> **Set problem**
All of the entries must be reproduced exactly, with no images carried over.

> **Recorded information**
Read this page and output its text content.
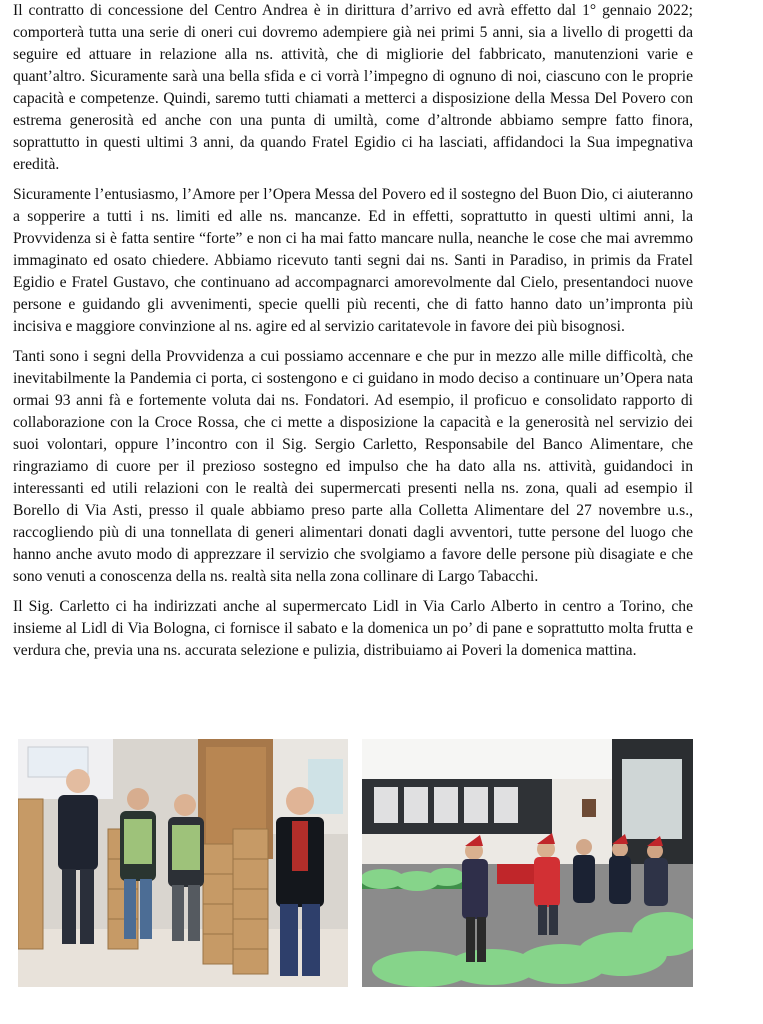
Il contratto di concessione del Centro Andrea è in dirittura d’arrivo ed avrà effetto dal 1° gennaio 2022; comporterà tutta una serie di oneri cui dovremo adempiere già nei primi 5 anni, sia a livello di progetti da seguire ed attuare in relazione alla ns. attività, che di migliorie del fabbricato, manutenzioni varie e quant’altro. Sicuramente sarà una bella sfida e ci vorrà l’impegno di ognuno di noi, ciascuno con le proprie capacità e competenze. Quindi, saremo tutti chiamati a metterci a disposizione della Messa Del Povero con estrema generosità ed anche con una punta di umiltà, come d’altronde abbiamo sempre fatto finora, soprattutto in questi ultimi 3 anni, da quando Fratel Egidio ci ha lasciati, affidandoci la Sua impegnativa eredità.

Sicuramente l’entusiasmo, l’Amore per l’Opera Messa del Povero ed il sostegno del Buon Dio, ci aiuteranno a sopperire a tutti i ns. limiti ed alle ns. mancanze. Ed in effetti, soprattutto in questi ultimi anni, la Provvidenza si è fatta sentire “forte” e non ci ha mai fatto mancare nulla, neanche le cose che mai avremmo immaginato ed osato chiedere. Abbiamo ricevuto tanti segni dai ns. Santi in Paradiso, in primis da Fratel Egidio e Fratel Gustavo, che continuano ad accompagnarci amorevolmente dal Cielo, presentandoci nuove persone e guidando gli avvenimenti, specie quelli più recenti, che di fatto hanno dato un’impronta più incisiva e maggiore convinzione al ns. agire ed al servizio caritatevole in favore dei più bisognosi.

Tanti sono i segni della Provvidenza a cui possiamo accennare e che pur in mezzo alle mille difficoltà, che inevitabilmente la Pandemia ci porta, ci sostengono e ci guidano in modo deciso a continuare un’Opera nata ormai 93 anni fà e fortemente voluta dai ns. Fondatori. Ad esempio, il proficuo e consolidato rapporto di collaborazione con la Croce Rossa, che ci mette a disposizione la capacità e la generosità nel servizio dei suoi volontari, oppure l’incontro con il Sig. Sergio Carletto, Responsabile del Banco Alimentare, che ringraziamo di cuore per il prezioso sostegno ed impulso che ha dato alla ns. attività, guidandoci in interessanti ed utili relazioni con le realtà dei supermercati presenti nella ns. zona, quali ad esempio il Borello di Via Asti, presso il quale abbiamo preso parte alla Colletta Alimentare del 27 novembre u.s., raccogliendo più di una tonnellata di generi alimentari donati dagli avventori, tutte persone del luogo che hanno anche avuto modo di apprezzare il servizio che svolgiamo a favore delle persone più disagiate e che sono venuti a conoscenza della ns. realtà sita nella zona collinare di Largo Tabacchi.

Il Sig. Carletto ci ha indirizzati anche al supermercato Lidl in Via Carlo Alberto in centro a Torino, che insieme al Lidl di Via Bologna, ci fornisce il sabato e la domenica un po’ di pane e soprattutto molta frutta e verdura che, previa una ns. accurata selezione e pulizia, distribuiamo ai Poveri la domenica mattina.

> **Answer to the task**
Read this page and output its text content.
Il contratto di concessione del Centro Andrea è in dirittura d’arrivo ed avrà effetto dal 1° gennaio 2022; comporterà tutta una serie di oneri cui dovremo adempiere già nei primi 5 anni, sia a livello di progetti da seguire ed attuare in relazione alla ns. attività, che di migliorie del fabbricato, manutenzioni varie e quant’altro. Sicuramente sarà una bella sfida e ci vorrà l’impegno di ognuno di noi, ciascuno con le proprie capacità e competenze. Quindi, saremo tutti chiamati a metterci a disposizione della Messa Del Povero con estrema generosità ed anche con una punta di umiltà, come d’altronde abbiamo sempre fatto finora, soprattutto in questi ultimi 3 anni, da quando Fratel Egidio ci ha lasciati, affidandoci la Sua impegnativa eredità.

Sicuramente l’entusiasmo, l’Amore per l’Opera Messa del Povero ed il sostegno del Buon Dio, ci aiuteranno a sopperire a tutti i ns. limiti ed alle ns. mancanze. Ed in effetti, soprattutto in questi ultimi anni, la Provvidenza si è fatta sentire “forte” e non ci ha mai fatto mancare nulla, neanche le cose che mai avremmo immaginato ed osato chiedere. Abbiamo ricevuto tanti segni dai ns. Santi in Paradiso, in primis da Fratel Egidio e Fratel Gustavo, che continuano ad accompagnarci amorevolmente dal Cielo, presentandoci nuove persone e guidando gli avvenimenti, specie quelli più recenti, che di fatto hanno dato un’impronta più incisiva e maggiore convinzione al ns. agire ed al servizio caritatevole in favore dei più bisognosi.

Tanti sono i segni della Provvidenza a cui possiamo accennare e che pur in mezzo alle mille difficoltà, che inevitabilmente la Pandemia ci porta, ci sostengono e ci guidano in modo deciso a continuare un’Opera nata ormai 93 anni fà e fortemente voluta dai ns. Fondatori. Ad esempio, il proficuo e consolidato rapporto di collaborazione con la Croce Rossa, che ci mette a disposizione la capacità e la generosità nel servizio dei suoi volontari, oppure l’incontro con il Sig. Sergio Carletto, Responsabile del Banco Alimentare, che ringraziamo di cuore per il prezioso sostegno ed impulso che ha dato alla ns. attività, guidandoci in interessanti ed utili relazioni con le realtà dei supermercati presenti nella ns. zona, quali ad esempio il Borello di Via Asti, presso il quale abbiamo preso parte alla Colletta Alimentare del 27 novembre u.s., raccogliendo più di una tonnellata di generi alimentari donati dagli avventori, tutte persone del luogo che hanno anche avuto modo di apprezzare il servizio che svolgiamo a favore delle persone più disagiate e che sono venuti a conoscenza della ns. realtà sita nella zona collinare di Largo Tabacchi.

Il Sig. Carletto ci ha indirizzati anche al supermercato Lidl in Via Carlo Alberto in centro a Torino, che insieme al Lidl di Via Bologna, ci fornisce il sabato e la domenica un po’ di pane e soprattutto molta frutta e verdura che, previa una ns. accurata selezione e pulizia, distribuiamo ai Poveri la domenica mattina.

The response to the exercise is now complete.